[What you will do]
1 – In the Sanusi Pane article, before which event is he described as the most important dramatist?
2 – Reproduce the passage of the Sanusi Pane article starting at "Sanusi Pane (14" and ending at "Indonesian National Revolution.".

[Text]
Sanusi Pane

From Wikipedia, the free encyclopedia

Sanusi Pane
Born14 November 1905
Moeara Sipongi, North Sumatra, Dutch East Indies
Died2 January 1968(1968-01-02) (aged 62)
Djakarta, Indonesia
OccupationAuthor, journalist, historian
LanguageIndonesian
Dutch
NationalityIndonesian
GenrePoems and plays

Sanusi Pane (14 November 1905 – 2 January 1968) was an Indonesian writer, journalist, and historian.[1] He was highly active in literary media, sitting on the editorial boards of several publications. He has also been described as the most important dramatist from before the Indonesian National Revolution.

[Recorded information]
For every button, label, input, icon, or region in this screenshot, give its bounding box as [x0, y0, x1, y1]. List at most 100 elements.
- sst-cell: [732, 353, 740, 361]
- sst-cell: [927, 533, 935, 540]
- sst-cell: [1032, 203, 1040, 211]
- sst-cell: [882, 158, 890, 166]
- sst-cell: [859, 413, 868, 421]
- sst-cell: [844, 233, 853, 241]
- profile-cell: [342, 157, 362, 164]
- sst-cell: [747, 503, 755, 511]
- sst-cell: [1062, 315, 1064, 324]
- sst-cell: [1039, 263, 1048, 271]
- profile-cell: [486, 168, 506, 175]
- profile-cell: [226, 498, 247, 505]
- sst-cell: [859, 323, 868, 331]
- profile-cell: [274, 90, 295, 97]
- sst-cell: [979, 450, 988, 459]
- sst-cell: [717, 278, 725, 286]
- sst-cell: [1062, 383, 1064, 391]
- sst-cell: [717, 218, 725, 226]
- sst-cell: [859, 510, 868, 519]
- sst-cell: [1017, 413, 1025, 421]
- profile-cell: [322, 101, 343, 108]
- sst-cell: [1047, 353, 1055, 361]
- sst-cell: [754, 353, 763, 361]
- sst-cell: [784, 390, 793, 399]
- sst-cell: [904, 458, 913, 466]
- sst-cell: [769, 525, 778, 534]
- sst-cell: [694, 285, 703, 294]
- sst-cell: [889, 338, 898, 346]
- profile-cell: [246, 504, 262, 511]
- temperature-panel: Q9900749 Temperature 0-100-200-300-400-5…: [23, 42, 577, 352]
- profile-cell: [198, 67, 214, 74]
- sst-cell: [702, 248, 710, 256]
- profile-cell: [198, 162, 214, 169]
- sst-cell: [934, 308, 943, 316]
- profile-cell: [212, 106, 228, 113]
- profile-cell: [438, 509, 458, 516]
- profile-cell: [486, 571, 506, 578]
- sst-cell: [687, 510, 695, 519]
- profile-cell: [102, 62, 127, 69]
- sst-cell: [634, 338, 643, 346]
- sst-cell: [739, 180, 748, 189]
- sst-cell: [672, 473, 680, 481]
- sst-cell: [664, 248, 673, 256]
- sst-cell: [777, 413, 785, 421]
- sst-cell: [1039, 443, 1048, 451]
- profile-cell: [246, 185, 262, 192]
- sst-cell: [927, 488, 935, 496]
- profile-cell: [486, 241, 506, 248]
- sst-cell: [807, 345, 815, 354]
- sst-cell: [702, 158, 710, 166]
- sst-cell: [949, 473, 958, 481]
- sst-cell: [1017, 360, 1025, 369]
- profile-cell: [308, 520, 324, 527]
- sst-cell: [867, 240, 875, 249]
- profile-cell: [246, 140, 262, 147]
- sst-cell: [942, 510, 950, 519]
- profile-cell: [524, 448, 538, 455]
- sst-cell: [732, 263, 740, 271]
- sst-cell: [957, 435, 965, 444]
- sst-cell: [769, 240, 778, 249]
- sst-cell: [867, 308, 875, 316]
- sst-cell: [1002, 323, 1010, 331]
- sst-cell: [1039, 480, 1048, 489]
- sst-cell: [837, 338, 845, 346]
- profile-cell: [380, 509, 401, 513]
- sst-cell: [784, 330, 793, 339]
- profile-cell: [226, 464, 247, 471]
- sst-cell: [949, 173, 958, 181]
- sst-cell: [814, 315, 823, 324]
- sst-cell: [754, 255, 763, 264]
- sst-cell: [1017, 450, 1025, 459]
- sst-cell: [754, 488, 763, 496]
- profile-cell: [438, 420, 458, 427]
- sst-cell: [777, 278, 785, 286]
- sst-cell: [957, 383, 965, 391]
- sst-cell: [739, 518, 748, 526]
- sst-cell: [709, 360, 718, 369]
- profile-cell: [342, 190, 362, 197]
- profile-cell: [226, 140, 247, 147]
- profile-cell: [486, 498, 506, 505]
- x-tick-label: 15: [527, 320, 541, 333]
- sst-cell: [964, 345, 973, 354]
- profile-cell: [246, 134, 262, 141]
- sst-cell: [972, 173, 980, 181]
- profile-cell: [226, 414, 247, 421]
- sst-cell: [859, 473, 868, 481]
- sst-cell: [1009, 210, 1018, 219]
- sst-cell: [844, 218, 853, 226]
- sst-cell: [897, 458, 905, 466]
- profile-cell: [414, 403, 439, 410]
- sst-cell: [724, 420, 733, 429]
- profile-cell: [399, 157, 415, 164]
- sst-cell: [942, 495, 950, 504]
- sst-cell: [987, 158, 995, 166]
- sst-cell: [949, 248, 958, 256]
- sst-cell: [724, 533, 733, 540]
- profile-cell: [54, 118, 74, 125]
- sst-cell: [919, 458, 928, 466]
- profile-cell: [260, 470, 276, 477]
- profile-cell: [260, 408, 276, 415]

[Solutions by task]
1 – The Indonesian National Revolution.

2 –
Sanusi Pane (14 November 1905 – 2 January 1968) was an Indonesian writer, journalist, and historian.[1] He was highly active in literary media, sitting on the editorial boards of several publications. He has also been described as the most important dramatist from before the Indonesian National Revolution.